** begin **

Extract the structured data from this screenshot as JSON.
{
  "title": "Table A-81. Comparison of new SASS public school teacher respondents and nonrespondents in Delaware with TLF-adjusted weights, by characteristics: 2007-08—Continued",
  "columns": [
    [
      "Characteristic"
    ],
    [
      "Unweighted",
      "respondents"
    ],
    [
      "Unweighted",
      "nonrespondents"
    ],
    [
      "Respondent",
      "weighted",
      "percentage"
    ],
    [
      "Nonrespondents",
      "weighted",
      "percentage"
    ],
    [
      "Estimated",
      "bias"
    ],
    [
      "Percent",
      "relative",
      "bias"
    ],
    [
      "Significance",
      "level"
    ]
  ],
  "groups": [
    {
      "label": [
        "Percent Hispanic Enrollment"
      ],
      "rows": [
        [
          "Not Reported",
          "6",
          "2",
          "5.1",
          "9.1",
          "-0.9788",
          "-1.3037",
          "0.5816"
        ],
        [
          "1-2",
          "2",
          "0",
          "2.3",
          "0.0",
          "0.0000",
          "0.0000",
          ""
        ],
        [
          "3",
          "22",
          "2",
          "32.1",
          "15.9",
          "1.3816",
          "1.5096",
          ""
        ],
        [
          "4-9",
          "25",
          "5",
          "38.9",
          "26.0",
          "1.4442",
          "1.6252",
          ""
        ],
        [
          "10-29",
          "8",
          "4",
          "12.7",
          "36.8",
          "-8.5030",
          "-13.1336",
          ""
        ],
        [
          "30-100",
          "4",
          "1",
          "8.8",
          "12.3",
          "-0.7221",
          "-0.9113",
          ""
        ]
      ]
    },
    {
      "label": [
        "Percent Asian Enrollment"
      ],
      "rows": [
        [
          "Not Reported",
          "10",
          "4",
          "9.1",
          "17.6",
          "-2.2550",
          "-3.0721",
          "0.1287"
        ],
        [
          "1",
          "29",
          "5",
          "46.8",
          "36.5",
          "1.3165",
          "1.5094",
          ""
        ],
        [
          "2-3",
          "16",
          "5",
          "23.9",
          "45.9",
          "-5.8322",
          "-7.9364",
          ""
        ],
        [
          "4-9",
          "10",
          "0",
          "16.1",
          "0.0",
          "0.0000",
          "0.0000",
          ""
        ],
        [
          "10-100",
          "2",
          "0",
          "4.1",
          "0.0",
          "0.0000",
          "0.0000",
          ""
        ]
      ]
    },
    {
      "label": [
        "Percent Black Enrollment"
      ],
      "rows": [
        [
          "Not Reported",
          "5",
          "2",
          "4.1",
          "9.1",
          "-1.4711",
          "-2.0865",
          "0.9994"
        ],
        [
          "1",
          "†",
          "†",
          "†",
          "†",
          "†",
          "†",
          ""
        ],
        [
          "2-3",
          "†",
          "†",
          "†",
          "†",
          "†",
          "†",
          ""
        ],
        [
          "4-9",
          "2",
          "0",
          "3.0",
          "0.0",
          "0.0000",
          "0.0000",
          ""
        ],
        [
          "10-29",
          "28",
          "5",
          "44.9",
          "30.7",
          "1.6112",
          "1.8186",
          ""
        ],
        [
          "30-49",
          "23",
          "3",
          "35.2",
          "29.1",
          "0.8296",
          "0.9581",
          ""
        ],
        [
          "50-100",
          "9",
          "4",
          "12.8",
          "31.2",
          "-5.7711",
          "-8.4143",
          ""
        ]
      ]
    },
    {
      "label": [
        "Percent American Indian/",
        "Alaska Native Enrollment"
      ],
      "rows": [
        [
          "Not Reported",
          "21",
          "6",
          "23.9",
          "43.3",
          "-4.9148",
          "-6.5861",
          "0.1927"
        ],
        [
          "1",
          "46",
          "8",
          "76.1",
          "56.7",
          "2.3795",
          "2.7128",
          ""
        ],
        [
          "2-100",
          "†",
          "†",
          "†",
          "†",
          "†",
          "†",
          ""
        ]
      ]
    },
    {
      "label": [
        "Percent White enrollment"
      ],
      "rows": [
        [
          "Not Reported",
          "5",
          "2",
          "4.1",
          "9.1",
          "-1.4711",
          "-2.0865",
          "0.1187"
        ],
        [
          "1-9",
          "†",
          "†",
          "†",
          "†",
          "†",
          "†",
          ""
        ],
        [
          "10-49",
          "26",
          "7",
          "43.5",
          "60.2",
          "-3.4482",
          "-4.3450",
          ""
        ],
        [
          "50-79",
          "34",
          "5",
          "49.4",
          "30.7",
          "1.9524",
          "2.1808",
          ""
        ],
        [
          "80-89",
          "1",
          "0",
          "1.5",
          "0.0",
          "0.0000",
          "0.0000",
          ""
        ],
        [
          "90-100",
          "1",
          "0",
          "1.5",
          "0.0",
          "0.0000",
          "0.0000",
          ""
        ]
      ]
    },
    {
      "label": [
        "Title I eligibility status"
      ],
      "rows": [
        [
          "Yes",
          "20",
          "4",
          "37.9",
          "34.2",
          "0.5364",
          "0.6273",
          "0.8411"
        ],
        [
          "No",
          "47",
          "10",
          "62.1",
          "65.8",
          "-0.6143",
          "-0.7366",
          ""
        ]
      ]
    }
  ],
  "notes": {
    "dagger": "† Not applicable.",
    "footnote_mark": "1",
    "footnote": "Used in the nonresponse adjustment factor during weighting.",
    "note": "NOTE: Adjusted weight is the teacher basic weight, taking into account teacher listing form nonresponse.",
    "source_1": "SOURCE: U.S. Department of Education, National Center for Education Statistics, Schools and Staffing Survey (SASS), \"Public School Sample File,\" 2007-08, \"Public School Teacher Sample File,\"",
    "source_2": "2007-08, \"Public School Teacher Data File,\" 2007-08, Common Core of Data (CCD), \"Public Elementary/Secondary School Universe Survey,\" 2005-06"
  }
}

** end **

From the records above, extract every line exactly as it stands.

Correct output »
Extract the structured data from this screenshot as JSON.
{
  "title": "Table A-81. Comparison of new SASS public school teacher respondents and nonrespondents in Delaware with TLF-adjusted weights, by characteristics: 2007-08—Continued",
  "columns": [
    [
      "Characteristic"
    ],
    [
      "Unweighted",
      "respondents"
    ],
    [
      "Unweighted",
      "nonrespondents"
    ],
    [
      "Respondent",
      "weighted",
      "percentage"
    ],
    [
      "Nonrespondents",
      "weighted",
      "percentage"
    ],
    [
      "Estimated",
      "bias"
    ],
    [
      "Percent",
      "relative",
      "bias"
    ],
    [
      "Significance",
      "level"
    ]
  ],
  "groups": [
    {
      "label": [
        "Percent Hispanic Enrollment"
      ],
      "rows": [
        [
          "Not Reported",
          "6",
          "2",
          "5.1",
          "9.1",
          "-0.9788",
          "-1.3037",
          "0.5816"
        ],
        [
          "1-2",
          "2",
          "0",
          "2.3",
          "0.0",
          "0.0000",
          "0.0000",
          ""
        ],
        [
          "3",
          "22",
          "2",
          "32.1",
          "15.9",
          "1.3816",
          "1.5096",
          ""
        ],
        [
          "4-9",
          "25",
          "5",
          "38.9",
          "26.0",
          "1.4442",
          "1.6252",
          ""
        ],
        [
          "10-29",
          "8",
          "4",
          "12.7",
          "36.8",
          "-8.5030",
          "-13.1336",
          ""
        ],
        [
          "30-100",
          "4",
          "1",
          "8.8",
          "12.3",
          "-0.7221",
          "-0.9113",
          ""
        ]
      ]
    },
    {
      "label": [
        "Percent Asian Enrollment"
      ],
      "rows": [
        [
          "Not Reported",
          "10",
          "4",
          "9.1",
          "17.6",
          "-2.2550",
          "-3.0721",
          "0.1287"
        ],
        [
          "1",
          "29",
          "5",
          "46.8",
          "36.5",
          "1.3165",
          "1.5094",
          ""
        ],
        [
          "2-3",
          "16",
          "5",
          "23.9",
          "45.9",
          "-5.8322",
          "-7.9364",
          ""
        ],
        [
          "4-9",
          "10",
          "0",
          "16.1",
          "0.0",
          "0.0000",
          "0.0000",
          ""
        ],
        [
          "10-100",
          "2",
          "0",
          "4.1",
          "0.0",
          "0.0000",
          "0.0000",
          ""
        ]
      ]
    },
    {
      "label": [
        "Percent Black Enrollment"
      ],
      "rows": [
        [
          "Not Reported",
          "5",
          "2",
          "4.1",
          "9.1",
          "-1.4711",
          "-2.0865",
          "0.9994"
        ],
        [
          "1",
          "†",
          "†",
          "†",
          "†",
          "†",
          "†",
          ""
        ],
        [
          "2-3",
          "†",
          "†",
          "†",
          "†",
          "†",
          "†",
          ""
        ],
        [
          "4-9",
          "2",
          "0",
          "3.0",
          "0.0",
          "0.0000",
          "0.0000",
          ""
        ],
        [
          "10-29",
          "28",
          "5",
          "44.9",
          "30.7",
          "1.6112",
          "1.8186",
          ""
        ],
        [
          "30-49",
          "23",
          "3",
          "35.2",
          "29.1",
          "0.8296",
          "0.9581",
          ""
        ],
        [
          "50-100",
          "9",
          "4",
          "12.8",
          "31.2",
          "-5.7711",
          "-8.4143",
          ""
        ]
      ]
    },
    {
      "label": [
        "Percent American Indian/",
        "Alaska Native Enrollment"
      ],
      "rows": [
        [
          "Not Reported",
          "21",
          "6",
          "23.9",
          "43.3",
          "-4.9148",
          "-6.5861",
          "0.1927"
        ],
        [
          "1",
          "46",
          "8",
          "76.1",
          "56.7",
          "2.3795",
          "2.7128",
          ""
        ],
        [
          "2-100",
          "†",
          "†",
          "†",
          "†",
          "†",
          "†",
          ""
        ]
      ]
    },
    {
      "label": [
        "Percent White enrollment"
      ],
      "rows": [
        [
          "Not Reported",
          "5",
          "2",
          "4.1",
          "9.1",
          "-1.4711",
          "-2.0865",
          "0.1187"
        ],
        [
          "1-9",
          "†",
          "†",
          "†",
          "†",
          "†",
          "†",
          ""
        ],
        [
          "10-49",
          "26",
          "7",
          "43.5",
          "60.2",
          "-3.4482",
          "-4.3450",
          ""
        ],
        [
          "50-79",
          "34",
          "5",
          "49.4",
          "30.7",
          "1.9524",
          "2.1808",
          ""
        ],
        [
          "80-89",
          "1",
          "0",
          "1.5",
          "0.0",
          "0.0000",
          "0.0000",
          ""
        ],
        [
          "90-100",
          "1",
          "0",
          "1.5",
          "0.0",
          "0.0000",
          "0.0000",
          ""
        ]
      ]
    },
    {
      "label": [
        "Title I eligibility status"
      ],
      "rows": [
        [
          "Yes",
          "20",
          "4",
          "37.9",
          "34.2",
          "0.5364",
          "0.6273",
          "0.8411"
        ],
        [
          "No",
          "47",
          "10",
          "62.1",
          "65.8",
          "-0.6143",
          "-0.7366",
          ""
        ]
      ]
    }
  ],
  "notes": {
    "dagger": "† Not applicable.",
    "footnote_mark": "1",
    "footnote": "Used in the nonresponse adjustment factor during weighting.",
    "note": "NOTE: Adjusted weight is the teacher basic weight, taking into account teacher listing form nonresponse.",
    "source_1": "SOURCE: U.S. Department of Education, National Center for Education Statistics, Schools and Staffing Survey (SASS), \"Public School Sample File,\" 2007-08, \"Public School Teacher Sample File,\"",
    "source_2": "2007-08, \"Public School Teacher Data File,\" 2007-08, Common Core of Data (CCD), \"Public Elementary/Secondary School Universe Survey,\" 2005-06"
  }
}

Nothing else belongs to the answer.